- [Exercise prompt]: Print out the material that follows word for word.

- [Raw data]:
----------------

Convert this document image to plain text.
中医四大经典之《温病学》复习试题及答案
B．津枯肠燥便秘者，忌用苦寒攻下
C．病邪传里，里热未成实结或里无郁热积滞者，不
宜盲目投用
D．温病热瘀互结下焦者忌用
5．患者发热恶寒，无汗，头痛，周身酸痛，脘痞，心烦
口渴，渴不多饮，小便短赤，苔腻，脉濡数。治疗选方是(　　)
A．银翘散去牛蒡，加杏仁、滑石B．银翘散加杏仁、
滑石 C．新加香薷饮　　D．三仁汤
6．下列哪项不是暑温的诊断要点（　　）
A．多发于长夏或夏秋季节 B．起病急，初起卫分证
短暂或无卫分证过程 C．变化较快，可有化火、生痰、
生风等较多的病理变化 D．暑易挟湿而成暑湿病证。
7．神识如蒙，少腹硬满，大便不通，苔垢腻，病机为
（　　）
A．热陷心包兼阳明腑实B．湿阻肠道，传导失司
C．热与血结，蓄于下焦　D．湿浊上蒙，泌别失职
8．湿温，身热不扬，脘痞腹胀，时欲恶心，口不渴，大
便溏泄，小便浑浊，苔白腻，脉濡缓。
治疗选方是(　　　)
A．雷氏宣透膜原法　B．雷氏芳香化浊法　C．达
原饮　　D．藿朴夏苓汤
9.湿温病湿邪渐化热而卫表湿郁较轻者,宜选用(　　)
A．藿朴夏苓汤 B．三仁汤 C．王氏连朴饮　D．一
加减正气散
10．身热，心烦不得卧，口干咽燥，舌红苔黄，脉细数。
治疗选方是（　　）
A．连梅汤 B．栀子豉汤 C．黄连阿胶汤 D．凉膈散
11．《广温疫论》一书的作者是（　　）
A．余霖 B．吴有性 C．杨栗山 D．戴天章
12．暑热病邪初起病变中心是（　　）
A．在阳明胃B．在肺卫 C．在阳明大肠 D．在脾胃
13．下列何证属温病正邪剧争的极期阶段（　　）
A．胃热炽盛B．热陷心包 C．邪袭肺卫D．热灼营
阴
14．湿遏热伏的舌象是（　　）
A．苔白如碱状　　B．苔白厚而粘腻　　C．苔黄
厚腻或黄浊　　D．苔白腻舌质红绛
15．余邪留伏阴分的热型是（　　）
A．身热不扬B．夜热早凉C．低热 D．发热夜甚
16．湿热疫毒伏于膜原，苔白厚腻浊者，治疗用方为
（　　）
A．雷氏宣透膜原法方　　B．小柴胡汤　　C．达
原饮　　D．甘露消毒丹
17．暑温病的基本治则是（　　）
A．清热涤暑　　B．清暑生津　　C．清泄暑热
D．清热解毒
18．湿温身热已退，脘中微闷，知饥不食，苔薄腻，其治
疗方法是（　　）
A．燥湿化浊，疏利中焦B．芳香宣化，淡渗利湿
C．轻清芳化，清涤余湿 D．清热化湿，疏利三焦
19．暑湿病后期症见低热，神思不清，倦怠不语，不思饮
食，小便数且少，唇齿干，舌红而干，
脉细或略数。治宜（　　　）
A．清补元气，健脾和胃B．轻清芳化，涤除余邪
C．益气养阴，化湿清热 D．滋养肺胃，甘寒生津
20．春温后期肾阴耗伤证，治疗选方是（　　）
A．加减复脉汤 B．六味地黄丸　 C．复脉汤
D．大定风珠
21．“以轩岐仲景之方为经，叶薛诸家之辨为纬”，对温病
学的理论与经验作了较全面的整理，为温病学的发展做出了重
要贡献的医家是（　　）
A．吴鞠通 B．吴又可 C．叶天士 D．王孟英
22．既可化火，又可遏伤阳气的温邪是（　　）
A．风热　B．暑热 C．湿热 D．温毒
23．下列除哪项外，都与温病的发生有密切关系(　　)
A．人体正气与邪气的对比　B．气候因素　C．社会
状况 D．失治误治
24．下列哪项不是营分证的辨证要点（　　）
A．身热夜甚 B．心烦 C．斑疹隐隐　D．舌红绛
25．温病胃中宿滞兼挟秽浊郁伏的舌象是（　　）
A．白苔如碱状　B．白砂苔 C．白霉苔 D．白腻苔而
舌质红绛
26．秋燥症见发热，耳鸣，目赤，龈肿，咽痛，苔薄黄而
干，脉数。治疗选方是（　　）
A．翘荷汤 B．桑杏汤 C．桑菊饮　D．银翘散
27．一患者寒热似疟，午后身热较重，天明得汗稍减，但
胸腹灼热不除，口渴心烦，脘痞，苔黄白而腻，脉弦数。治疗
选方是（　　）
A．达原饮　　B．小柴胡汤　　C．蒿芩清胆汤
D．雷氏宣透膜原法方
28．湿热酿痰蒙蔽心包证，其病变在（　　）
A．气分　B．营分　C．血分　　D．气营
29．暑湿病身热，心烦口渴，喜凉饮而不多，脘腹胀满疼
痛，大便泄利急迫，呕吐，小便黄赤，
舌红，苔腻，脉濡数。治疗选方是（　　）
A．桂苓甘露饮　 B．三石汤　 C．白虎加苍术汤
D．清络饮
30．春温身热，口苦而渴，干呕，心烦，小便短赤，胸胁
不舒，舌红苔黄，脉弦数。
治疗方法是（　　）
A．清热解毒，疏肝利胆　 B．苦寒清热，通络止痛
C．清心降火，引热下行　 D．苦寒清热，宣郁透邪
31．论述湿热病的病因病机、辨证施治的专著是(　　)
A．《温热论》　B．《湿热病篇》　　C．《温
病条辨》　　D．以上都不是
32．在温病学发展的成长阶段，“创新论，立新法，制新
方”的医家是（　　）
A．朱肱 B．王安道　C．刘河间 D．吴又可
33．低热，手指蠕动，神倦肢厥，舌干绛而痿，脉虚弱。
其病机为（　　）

----------------

- [Written solution]:
Convert this document image to plain text.
中医四大经典之《温病学》复习试题及答案
B．津枯肠燥便秘者，忌用苦寒攻下
C．病邪传里，里热未成实结或里无郁热积滞者，不
宜盲目投用
D．温病热瘀互结下焦者忌用
5．患者发热恶寒，无汗，头痛，周身酸痛，脘痞，心烦
口渴，渴不多饮，小便短赤，苔腻，脉濡数。治疗选方是(　　)
A．银翘散去牛蒡，加杏仁、滑石B．银翘散加杏仁、
滑石 C．新加香薷饮　　D．三仁汤
6．下列哪项不是暑温的诊断要点（　　）
A．多发于长夏或夏秋季节 B．起病急，初起卫分证
短暂或无卫分证过程 C．变化较快，可有化火、生痰、
生风等较多的病理变化 D．暑易挟湿而成暑湿病证。
7．神识如蒙，少腹硬满，大便不通，苔垢腻，病机为
（　　）
A．热陷心包兼阳明腑实B．湿阻肠道，传导失司
C．热与血结，蓄于下焦　D．湿浊上蒙，泌别失职
8．湿温，身热不扬，脘痞腹胀，时欲恶心，口不渴，大
便溏泄，小便浑浊，苔白腻，脉濡缓。
治疗选方是(　　　)
A．雷氏宣透膜原法　B．雷氏芳香化浊法　C．达
原饮　　D．藿朴夏苓汤
9.湿温病湿邪渐化热而卫表湿郁较轻者,宜选用(　　)
A．藿朴夏苓汤 B．三仁汤 C．王氏连朴饮　D．一
加减正气散
10．身热，心烦不得卧，口干咽燥，舌红苔黄，脉细数。
治疗选方是（　　）
A．连梅汤 B．栀子豉汤 C．黄连阿胶汤 D．凉膈散
11．《广温疫论》一书的作者是（　　）
A．余霖 B．吴有性 C．杨栗山 D．戴天章
12．暑热病邪初起病变中心是（　　）
A．在阳明胃B．在肺卫 C．在阳明大肠 D．在脾胃
13．下列何证属温病正邪剧争的极期阶段（　　）
A．胃热炽盛B．热陷心包 C．邪袭肺卫D．热灼营
阴
14．湿遏热伏的舌象是（　　）
A．苔白如碱状　　B．苔白厚而粘腻　　C．苔黄
厚腻或黄浊　　D．苔白腻舌质红绛
15．余邪留伏阴分的热型是（　　）
A．身热不扬B．夜热早凉C．低热 D．发热夜甚
16．湿热疫毒伏于膜原，苔白厚腻浊者，治疗用方为
（　　）
A．雷氏宣透膜原法方　　B．小柴胡汤　　C．达
原饮　　D．甘露消毒丹
17．暑温病的基本治则是（　　）
A．清热涤暑　　B．清暑生津　　C．清泄暑热
D．清热解毒
18．湿温身热已退，脘中微闷，知饥不食，苔薄腻，其治
疗方法是（　　）
A．燥湿化浊，疏利中焦B．芳香宣化，淡渗利湿
C．轻清芳化，清涤余湿 D．清热化湿，疏利三焦
19．暑湿病后期症见低热，神思不清，倦怠不语，不思饮
食，小便数且少，唇齿干，舌红而干，
脉细或略数。治宜（　　　）
A．清补元气，健脾和胃B．轻清芳化，涤除余邪
C．益气养阴，化湿清热 D．滋养肺胃，甘寒生津
20．春温后期肾阴耗伤证，治疗选方是（　　）
A．加减复脉汤 B．六味地黄丸　 C．复脉汤
D．大定风珠
21．“以轩岐仲景之方为经，叶薛诸家之辨为纬”，对温病
学的理论与经验作了较全面的整理，为温病学的发展做出了重
要贡献的医家是（　　）
A．吴鞠通 B．吴又可 C．叶天士 D．王孟英
22．既可化火，又可遏伤阳气的温邪是（　　）
A．风热　B．暑热 C．湿热 D．温毒
23．下列除哪项外，都与温病的发生有密切关系(　　)
A．人体正气与邪气的对比　B．气候因素　C．社会
状况 D．失治误治
24．下列哪项不是营分证的辨证要点（　　）
A．身热夜甚 B．心烦 C．斑疹隐隐　D．舌红绛
25．温病胃中宿滞兼挟秽浊郁伏的舌象是（　　）
A．白苔如碱状　B．白砂苔 C．白霉苔 D．白腻苔而
舌质红绛
26．秋燥症见发热，耳鸣，目赤，龈肿，咽痛，苔薄黄而
干，脉数。治疗选方是（　　）
A．翘荷汤 B．桑杏汤 C．桑菊饮　D．银翘散
27．一患者寒热似疟，午后身热较重，天明得汗稍减，但
胸腹灼热不除，口渴心烦，脘痞，苔黄白而腻，脉弦数。治疗
选方是（　　）
A．达原饮　　B．小柴胡汤　　C．蒿芩清胆汤
D．雷氏宣透膜原法方
28．湿热酿痰蒙蔽心包证，其病变在（　　）
A．气分　B．营分　C．血分　　D．气营
29．暑湿病身热，心烦口渴，喜凉饮而不多，脘腹胀满疼
痛，大便泄利急迫，呕吐，小便黄赤，
舌红，苔腻，脉濡数。治疗选方是（　　）
A．桂苓甘露饮　 B．三石汤　 C．白虎加苍术汤
D．清络饮
30．春温身热，口苦而渴，干呕，心烦，小便短赤，胸胁
不舒，舌红苔黄，脉弦数。
治疗方法是（　　）
A．清热解毒，疏肝利胆　 B．苦寒清热，通络止痛
C．清心降火，引热下行　 D．苦寒清热，宣郁透邪
31．论述湿热病的病因病机、辨证施治的专著是(　　)
A．《温热论》　B．《湿热病篇》　　C．《温
病条辨》　　D．以上都不是
32．在温病学发展的成长阶段，“创新论，立新法，制新
方”的医家是（　　）
A．朱肱 B．王安道　C．刘河间 D．吴又可
33．低热，手指蠕动，神倦肢厥，舌干绛而痿，脉虚弱。
其病机为（　　）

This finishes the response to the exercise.